Every line must be returned precisely as it is written.

-- BEGIN --

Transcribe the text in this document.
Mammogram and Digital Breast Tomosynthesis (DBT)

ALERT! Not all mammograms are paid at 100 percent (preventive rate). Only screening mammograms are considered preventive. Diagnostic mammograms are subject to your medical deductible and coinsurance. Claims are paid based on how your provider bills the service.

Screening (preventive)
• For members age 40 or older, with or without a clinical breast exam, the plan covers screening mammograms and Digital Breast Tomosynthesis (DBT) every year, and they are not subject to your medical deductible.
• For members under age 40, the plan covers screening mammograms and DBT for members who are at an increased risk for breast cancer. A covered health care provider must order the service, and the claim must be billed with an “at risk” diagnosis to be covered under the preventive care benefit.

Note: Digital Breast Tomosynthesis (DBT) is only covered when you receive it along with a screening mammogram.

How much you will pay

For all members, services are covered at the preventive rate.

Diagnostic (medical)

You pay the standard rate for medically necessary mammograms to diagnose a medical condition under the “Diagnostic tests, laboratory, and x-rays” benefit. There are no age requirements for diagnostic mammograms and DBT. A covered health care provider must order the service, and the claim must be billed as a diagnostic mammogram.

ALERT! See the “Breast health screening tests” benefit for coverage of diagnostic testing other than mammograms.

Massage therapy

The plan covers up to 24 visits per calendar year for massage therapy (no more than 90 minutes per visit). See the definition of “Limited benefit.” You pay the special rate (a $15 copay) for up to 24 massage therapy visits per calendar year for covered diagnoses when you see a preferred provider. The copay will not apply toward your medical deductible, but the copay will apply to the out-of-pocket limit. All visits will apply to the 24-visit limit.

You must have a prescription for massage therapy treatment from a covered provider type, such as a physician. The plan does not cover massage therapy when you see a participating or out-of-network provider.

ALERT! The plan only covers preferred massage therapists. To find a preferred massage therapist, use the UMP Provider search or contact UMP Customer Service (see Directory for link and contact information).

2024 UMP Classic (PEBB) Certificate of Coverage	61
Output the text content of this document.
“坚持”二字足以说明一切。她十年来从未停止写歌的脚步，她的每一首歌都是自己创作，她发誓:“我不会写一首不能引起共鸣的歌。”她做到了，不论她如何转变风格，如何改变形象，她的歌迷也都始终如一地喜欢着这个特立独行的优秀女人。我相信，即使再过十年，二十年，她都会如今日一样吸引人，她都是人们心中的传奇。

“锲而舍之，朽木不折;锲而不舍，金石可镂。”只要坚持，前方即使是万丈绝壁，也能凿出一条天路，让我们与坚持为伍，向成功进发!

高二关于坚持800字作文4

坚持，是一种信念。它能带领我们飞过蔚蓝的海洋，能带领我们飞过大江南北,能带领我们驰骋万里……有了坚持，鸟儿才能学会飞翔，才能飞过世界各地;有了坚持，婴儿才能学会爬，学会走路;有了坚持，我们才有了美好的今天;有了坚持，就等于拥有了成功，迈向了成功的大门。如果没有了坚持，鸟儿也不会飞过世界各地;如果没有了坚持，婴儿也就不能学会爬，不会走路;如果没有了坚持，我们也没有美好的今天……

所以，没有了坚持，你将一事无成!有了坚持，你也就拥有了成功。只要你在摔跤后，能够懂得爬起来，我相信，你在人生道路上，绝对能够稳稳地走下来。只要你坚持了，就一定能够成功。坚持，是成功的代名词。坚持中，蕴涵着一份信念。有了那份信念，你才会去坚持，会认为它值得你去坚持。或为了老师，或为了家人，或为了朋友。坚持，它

-- END --

(FINISHED TASK):
Transcribe the text in this document.
Mammogram and Digital Breast Tomosynthesis (DBT)

ALERT! Not all mammograms are paid at 100 percent (preventive rate). Only screening mammograms are considered preventive. Diagnostic mammograms are subject to your medical deductible and coinsurance. Claims are paid based on how your provider bills the service.

Screening (preventive)
• For members age 40 or older, with or without a clinical breast exam, the plan covers screening mammograms and Digital Breast Tomosynthesis (DBT) every year, and they are not subject to your medical deductible.
• For members under age 40, the plan covers screening mammograms and DBT for members who are at an increased risk for breast cancer. A covered health care provider must order the service, and the claim must be billed with an “at risk” diagnosis to be covered under the preventive care benefit.

Note: Digital Breast Tomosynthesis (DBT) is only covered when you receive it along with a screening mammogram.

How much you will pay

For all members, services are covered at the preventive rate.

Diagnostic (medical)

You pay the standard rate for medically necessary mammograms to diagnose a medical condition under the “Diagnostic tests, laboratory, and x-rays” benefit. There are no age requirements for diagnostic mammograms and DBT. A covered health care provider must order the service, and the claim must be billed as a diagnostic mammogram.

ALERT! See the “Breast health screening tests” benefit for coverage of diagnostic testing other than mammograms.

Massage therapy

The plan covers up to 24 visits per calendar year for massage therapy (no more than 90 minutes per visit). See the definition of “Limited benefit.” You pay the special rate (a $15 copay) for up to 24 massage therapy visits per calendar year for covered diagnoses when you see a preferred provider. The copay will not apply toward your medical deductible, but the copay will apply to the out-of-pocket limit. All visits will apply to the 24-visit limit.

You must have a prescription for massage therapy treatment from a covered provider type, such as a physician. The plan does not cover massage therapy when you see a participating or out-of-network provider.

ALERT! The plan only covers preferred massage therapists. To find a preferred massage therapist, use the UMP Provider search or contact UMP Customer Service (see Directory for link and contact information).

2024 UMP Classic (PEBB) Certificate of Coverage	61
Output the text content of this document.
“坚持”二字足以说明一切。她十年来从未停止写歌的脚步，她的每一首歌都是自己创作，她发誓:“我不会写一首不能引起共鸣的歌。”她做到了，不论她如何转变风格，如何改变形象，她的歌迷也都始终如一地喜欢着这个特立独行的优秀女人。我相信，即使再过十年，二十年，她都会如今日一样吸引人，她都是人们心中的传奇。

“锲而舍之，朽木不折;锲而不舍，金石可镂。”只要坚持，前方即使是万丈绝壁，也能凿出一条天路，让我们与坚持为伍，向成功进发!

高二关于坚持800字作文4

坚持，是一种信念。它能带领我们飞过蔚蓝的海洋，能带领我们飞过大江南北,能带领我们驰骋万里……有了坚持，鸟儿才能学会飞翔，才能飞过世界各地;有了坚持，婴儿才能学会爬，学会走路;有了坚持，我们才有了美好的今天;有了坚持，就等于拥有了成功，迈向了成功的大门。如果没有了坚持，鸟儿也不会飞过世界各地;如果没有了坚持，婴儿也就不能学会爬，不会走路;如果没有了坚持，我们也没有美好的今天……

所以，没有了坚持，你将一事无成!有了坚持，你也就拥有了成功。只要你在摔跤后，能够懂得爬起来，我相信，你在人生道路上，绝对能够稳稳地走下来。只要你坚持了，就一定能够成功。坚持，是成功的代名词。坚持中，蕴涵着一份信念。有了那份信念，你才会去坚持，会认为它值得你去坚持。或为了老师，或为了家人，或为了朋友。坚持，它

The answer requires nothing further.